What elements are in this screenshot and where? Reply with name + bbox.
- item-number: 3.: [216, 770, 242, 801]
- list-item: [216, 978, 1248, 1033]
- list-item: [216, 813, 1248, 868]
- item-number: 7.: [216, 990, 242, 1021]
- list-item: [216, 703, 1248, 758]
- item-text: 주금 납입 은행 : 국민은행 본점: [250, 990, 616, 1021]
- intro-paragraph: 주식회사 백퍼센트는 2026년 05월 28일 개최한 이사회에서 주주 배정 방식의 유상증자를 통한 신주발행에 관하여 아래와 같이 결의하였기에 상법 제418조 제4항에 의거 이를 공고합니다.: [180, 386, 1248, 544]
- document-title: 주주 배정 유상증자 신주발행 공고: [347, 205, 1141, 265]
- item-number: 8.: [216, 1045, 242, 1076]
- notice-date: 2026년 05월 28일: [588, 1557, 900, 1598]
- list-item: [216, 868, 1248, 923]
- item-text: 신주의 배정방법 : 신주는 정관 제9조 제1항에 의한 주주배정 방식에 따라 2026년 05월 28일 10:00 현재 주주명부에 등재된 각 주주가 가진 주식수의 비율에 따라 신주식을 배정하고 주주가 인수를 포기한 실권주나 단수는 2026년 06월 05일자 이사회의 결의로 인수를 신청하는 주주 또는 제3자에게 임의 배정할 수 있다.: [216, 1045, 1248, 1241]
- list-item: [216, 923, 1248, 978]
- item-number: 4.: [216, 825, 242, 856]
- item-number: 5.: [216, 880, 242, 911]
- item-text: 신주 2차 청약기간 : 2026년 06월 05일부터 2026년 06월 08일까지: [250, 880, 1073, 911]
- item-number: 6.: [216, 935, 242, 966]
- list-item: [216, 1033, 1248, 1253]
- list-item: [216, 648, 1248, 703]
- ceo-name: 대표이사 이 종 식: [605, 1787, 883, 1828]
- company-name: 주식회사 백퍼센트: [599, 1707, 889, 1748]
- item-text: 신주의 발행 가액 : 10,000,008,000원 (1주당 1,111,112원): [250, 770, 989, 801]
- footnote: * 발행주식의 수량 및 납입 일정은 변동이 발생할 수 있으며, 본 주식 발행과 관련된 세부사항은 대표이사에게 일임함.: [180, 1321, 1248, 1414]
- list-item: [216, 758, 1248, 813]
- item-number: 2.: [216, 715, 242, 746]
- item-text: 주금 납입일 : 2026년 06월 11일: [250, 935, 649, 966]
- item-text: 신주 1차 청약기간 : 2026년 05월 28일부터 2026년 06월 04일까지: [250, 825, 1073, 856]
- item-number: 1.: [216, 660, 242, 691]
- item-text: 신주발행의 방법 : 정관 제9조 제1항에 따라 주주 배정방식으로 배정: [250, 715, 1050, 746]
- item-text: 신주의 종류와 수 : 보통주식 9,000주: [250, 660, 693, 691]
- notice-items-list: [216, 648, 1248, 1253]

WHAT YOU SHOULD DO – Reproduce each of the lines above verbatim, from first to last, without changing anything.

OUTPUT –
What elements are in this screenshot and where? Reply with name + bbox.
- item-number: 3.: [216, 770, 242, 801]
- list-item: [216, 978, 1248, 1033]
- list-item: [216, 813, 1248, 868]
- item-number: 7.: [216, 990, 242, 1021]
- list-item: [216, 703, 1248, 758]
- item-text: 주금 납입 은행 : 국민은행 본점: [250, 990, 616, 1021]
- intro-paragraph: 주식회사 백퍼센트는 2026년 05월 28일 개최한 이사회에서 주주 배정 방식의 유상증자를 통한 신주발행에 관하여 아래와 같이 결의하였기에 상법 제418조 제4항에 의거 이를 공고합니다.: [180, 386, 1248, 544]
- document-title: 주주 배정 유상증자 신주발행 공고: [347, 205, 1141, 265]
- item-number: 8.: [216, 1045, 242, 1076]
- notice-date: 2026년 05월 28일: [588, 1557, 900, 1598]
- list-item: [216, 868, 1248, 923]
- item-text: 신주의 배정방법 : 신주는 정관 제9조 제1항에 의한 주주배정 방식에 따라 2026년 05월 28일 10:00 현재 주주명부에 등재된 각 주주가 가진 주식수의 비율에 따라 신주식을 배정하고 주주가 인수를 포기한 실권주나 단수는 2026년 06월 05일자 이사회의 결의로 인수를 신청하는 주주 또는 제3자에게 임의 배정할 수 있다.: [216, 1045, 1248, 1241]
- list-item: [216, 923, 1248, 978]
- item-number: 4.: [216, 825, 242, 856]
- item-number: 5.: [216, 880, 242, 911]
- item-text: 신주 2차 청약기간 : 2026년 06월 05일부터 2026년 06월 08일까지: [250, 880, 1073, 911]
- item-number: 6.: [216, 935, 242, 966]
- list-item: [216, 1033, 1248, 1253]
- list-item: [216, 648, 1248, 703]
- ceo-name: 대표이사 이 종 식: [605, 1787, 883, 1828]
- company-name: 주식회사 백퍼센트: [599, 1707, 889, 1748]
- item-text: 신주의 발행 가액 : 10,000,008,000원 (1주당 1,111,112원): [250, 770, 989, 801]
- footnote: * 발행주식의 수량 및 납입 일정은 변동이 발생할 수 있으며, 본 주식 발행과 관련된 세부사항은 대표이사에게 일임함.: [180, 1321, 1248, 1414]
- list-item: [216, 758, 1248, 813]
- item-number: 2.: [216, 715, 242, 746]
- item-text: 주금 납입일 : 2026년 06월 11일: [250, 935, 649, 966]
- item-text: 신주 1차 청약기간 : 2026년 05월 28일부터 2026년 06월 04일까지: [250, 825, 1073, 856]
- item-number: 1.: [216, 660, 242, 691]
- item-text: 신주발행의 방법 : 정관 제9조 제1항에 따라 주주 배정방식으로 배정: [250, 715, 1050, 746]
- item-text: 신주의 종류와 수 : 보통주식 9,000주: [250, 660, 693, 691]
- notice-items-list: [216, 648, 1248, 1253]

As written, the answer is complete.